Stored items
— Start —
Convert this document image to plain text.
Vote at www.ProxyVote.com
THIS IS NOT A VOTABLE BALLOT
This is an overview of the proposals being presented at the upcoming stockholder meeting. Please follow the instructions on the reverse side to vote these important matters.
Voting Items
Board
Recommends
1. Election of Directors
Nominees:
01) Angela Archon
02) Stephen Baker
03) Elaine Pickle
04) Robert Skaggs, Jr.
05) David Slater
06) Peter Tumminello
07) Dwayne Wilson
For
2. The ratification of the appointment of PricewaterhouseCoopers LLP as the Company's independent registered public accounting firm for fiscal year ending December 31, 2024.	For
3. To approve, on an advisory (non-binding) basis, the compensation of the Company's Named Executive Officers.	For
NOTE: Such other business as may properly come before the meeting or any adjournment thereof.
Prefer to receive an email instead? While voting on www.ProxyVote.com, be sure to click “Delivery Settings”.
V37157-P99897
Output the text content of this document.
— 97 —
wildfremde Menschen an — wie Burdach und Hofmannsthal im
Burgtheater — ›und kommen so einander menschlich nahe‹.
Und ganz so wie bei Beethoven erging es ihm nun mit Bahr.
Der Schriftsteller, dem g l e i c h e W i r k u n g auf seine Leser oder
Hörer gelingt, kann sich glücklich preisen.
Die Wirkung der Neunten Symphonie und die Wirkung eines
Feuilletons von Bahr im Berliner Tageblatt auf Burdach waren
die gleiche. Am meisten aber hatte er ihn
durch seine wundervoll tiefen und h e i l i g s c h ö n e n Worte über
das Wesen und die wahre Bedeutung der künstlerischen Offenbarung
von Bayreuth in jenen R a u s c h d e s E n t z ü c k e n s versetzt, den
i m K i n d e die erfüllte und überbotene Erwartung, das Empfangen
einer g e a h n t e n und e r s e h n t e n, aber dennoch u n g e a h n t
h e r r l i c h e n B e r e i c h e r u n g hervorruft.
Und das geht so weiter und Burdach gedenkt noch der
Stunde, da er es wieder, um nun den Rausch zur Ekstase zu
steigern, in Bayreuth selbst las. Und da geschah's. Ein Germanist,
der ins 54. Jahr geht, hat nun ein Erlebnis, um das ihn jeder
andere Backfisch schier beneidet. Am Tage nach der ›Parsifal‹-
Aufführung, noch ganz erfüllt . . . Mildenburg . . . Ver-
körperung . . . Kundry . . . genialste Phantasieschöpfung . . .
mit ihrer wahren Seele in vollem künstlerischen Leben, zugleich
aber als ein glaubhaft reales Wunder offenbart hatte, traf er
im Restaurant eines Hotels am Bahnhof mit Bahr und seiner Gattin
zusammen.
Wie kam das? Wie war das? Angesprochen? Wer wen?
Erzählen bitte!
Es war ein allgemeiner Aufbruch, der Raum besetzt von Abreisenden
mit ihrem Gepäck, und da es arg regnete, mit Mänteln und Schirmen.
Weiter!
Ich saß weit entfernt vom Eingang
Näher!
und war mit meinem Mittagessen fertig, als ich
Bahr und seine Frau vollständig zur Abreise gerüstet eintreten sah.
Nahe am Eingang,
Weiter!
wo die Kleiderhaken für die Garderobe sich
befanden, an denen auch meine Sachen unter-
— End —
- **DIRECTION**
Go through the records above and retype each one exactly.

- **REPLY TO THE TASK**
Convert this document image to plain text.
Vote at www.ProxyVote.com
THIS IS NOT A VOTABLE BALLOT
This is an overview of the proposals being presented at the upcoming stockholder meeting. Please follow the instructions on the reverse side to vote these important matters.
Voting Items
Board
Recommends
1. Election of Directors
Nominees:
01) Angela Archon
02) Stephen Baker
03) Elaine Pickle
04) Robert Skaggs, Jr.
05) David Slater
06) Peter Tumminello
07) Dwayne Wilson
For
2. The ratification of the appointment of PricewaterhouseCoopers LLP as the Company's independent registered public accounting firm for fiscal year ending December 31, 2024.	For
3. To approve, on an advisory (non-binding) basis, the compensation of the Company's Named Executive Officers.	For
NOTE: Such other business as may properly come before the meeting or any adjournment thereof.
Prefer to receive an email instead? While voting on www.ProxyVote.com, be sure to click “Delivery Settings”.
V37157-P99897
Output the text content of this document.
— 97 —
wildfremde Menschen an — wie Burdach und Hofmannsthal im
Burgtheater — ›und kommen so einander menschlich nahe‹.
Und ganz so wie bei Beethoven erging es ihm nun mit Bahr.
Der Schriftsteller, dem g l e i c h e W i r k u n g auf seine Leser oder
Hörer gelingt, kann sich glücklich preisen.
Die Wirkung der Neunten Symphonie und die Wirkung eines
Feuilletons von Bahr im Berliner Tageblatt auf Burdach waren
die gleiche. Am meisten aber hatte er ihn
durch seine wundervoll tiefen und h e i l i g s c h ö n e n Worte über
das Wesen und die wahre Bedeutung der künstlerischen Offenbarung
von Bayreuth in jenen R a u s c h d e s E n t z ü c k e n s versetzt, den
i m K i n d e die erfüllte und überbotene Erwartung, das Empfangen
einer g e a h n t e n und e r s e h n t e n, aber dennoch u n g e a h n t
h e r r l i c h e n B e r e i c h e r u n g hervorruft.
Und das geht so weiter und Burdach gedenkt noch der
Stunde, da er es wieder, um nun den Rausch zur Ekstase zu
steigern, in Bayreuth selbst las. Und da geschah's. Ein Germanist,
der ins 54. Jahr geht, hat nun ein Erlebnis, um das ihn jeder
andere Backfisch schier beneidet. Am Tage nach der ›Parsifal‹-
Aufführung, noch ganz erfüllt . . . Mildenburg . . . Ver-
körperung . . . Kundry . . . genialste Phantasieschöpfung . . .
mit ihrer wahren Seele in vollem künstlerischen Leben, zugleich
aber als ein glaubhaft reales Wunder offenbart hatte, traf er
im Restaurant eines Hotels am Bahnhof mit Bahr und seiner Gattin
zusammen.
Wie kam das? Wie war das? Angesprochen? Wer wen?
Erzählen bitte!
Es war ein allgemeiner Aufbruch, der Raum besetzt von Abreisenden
mit ihrem Gepäck, und da es arg regnete, mit Mänteln und Schirmen.
Weiter!
Ich saß weit entfernt vom Eingang
Näher!
und war mit meinem Mittagessen fertig, als ich
Bahr und seine Frau vollständig zur Abreise gerüstet eintreten sah.
Nahe am Eingang,
Weiter!
wo die Kleiderhaken für die Garderobe sich
befanden, an denen auch meine Sachen unter-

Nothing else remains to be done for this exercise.